## DATASET ROWS

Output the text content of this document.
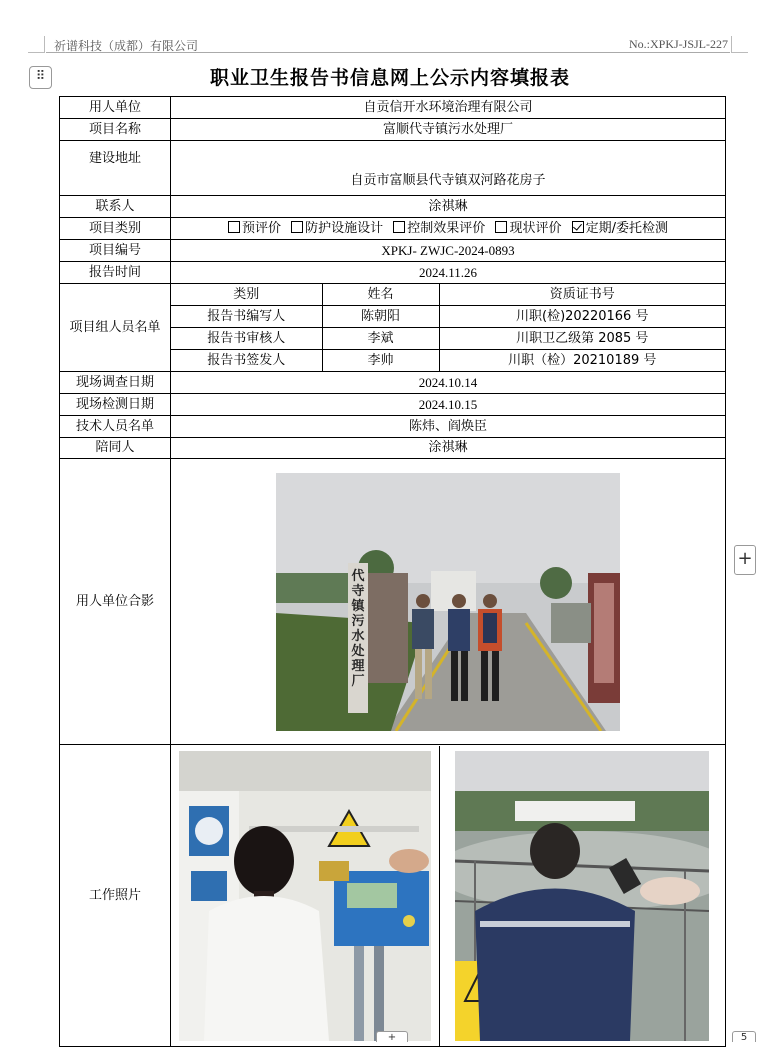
祈谱科技（成都）有限公司	No.:XPKJ-JSJL-227
⠿	职业卫生报告书信息网上公示内容填报表
用人单位	自贡信开水环境治理有限公司
项目名称	富顺代寺镇污水处理厂
建设地址	自贡市富顺县代寺镇双河路花房子
联系人	涂祺琳
项目类别	预评价 防护设施设计 控制效果评价 现状评价 定期/委托检测
项目编号	XPKJ- ZWJC-2024-0893
报告时间	2024.11.26
项目组人员名单	
类别	姓名	资质证书号
报告书编写人	陈朝阳	川职(检)20220166 号
报告书审核人	李斌	川职卫乙级第 2085 号
报告书签发人	李帅	川职（检）20210189 号

现场调查日期	2024.10.14
现场检测日期	2024.10.15
技术人员名单	陈炜、阎焕臣
陪同人	涂祺琳
用人单位合影	
代寺镇污水处理厂

工作照片	

+
+	5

## WRITTEN EXERCISE
Make a word-for-word copy of the entries, without any pictures.

## FULL ANSWER
Output the text content of this document.
祈谱科技（成都）有限公司	No.:XPKJ-JSJL-227
⠿	职业卫生报告书信息网上公示内容填报表
用人单位	自贡信开水环境治理有限公司
项目名称	富顺代寺镇污水处理厂
建设地址	自贡市富顺县代寺镇双河路花房子
联系人	涂祺琳
项目类别	预评价 防护设施设计 控制效果评价 现状评价 定期/委托检测
项目编号	XPKJ- ZWJC-2024-0893
报告时间	2024.11.26
项目组人员名单	
类别	姓名	资质证书号
报告书编写人	陈朝阳	川职(检)20220166 号
报告书审核人	李斌	川职卫乙级第 2085 号
报告书签发人	李帅	川职（检）20210189 号

现场调查日期	2024.10.14
现场检测日期	2024.10.15
技术人员名单	陈炜、阎焕臣
陪同人	涂祺琳
用人单位合影	
代寺镇污水处理厂

工作照片	

+
+	5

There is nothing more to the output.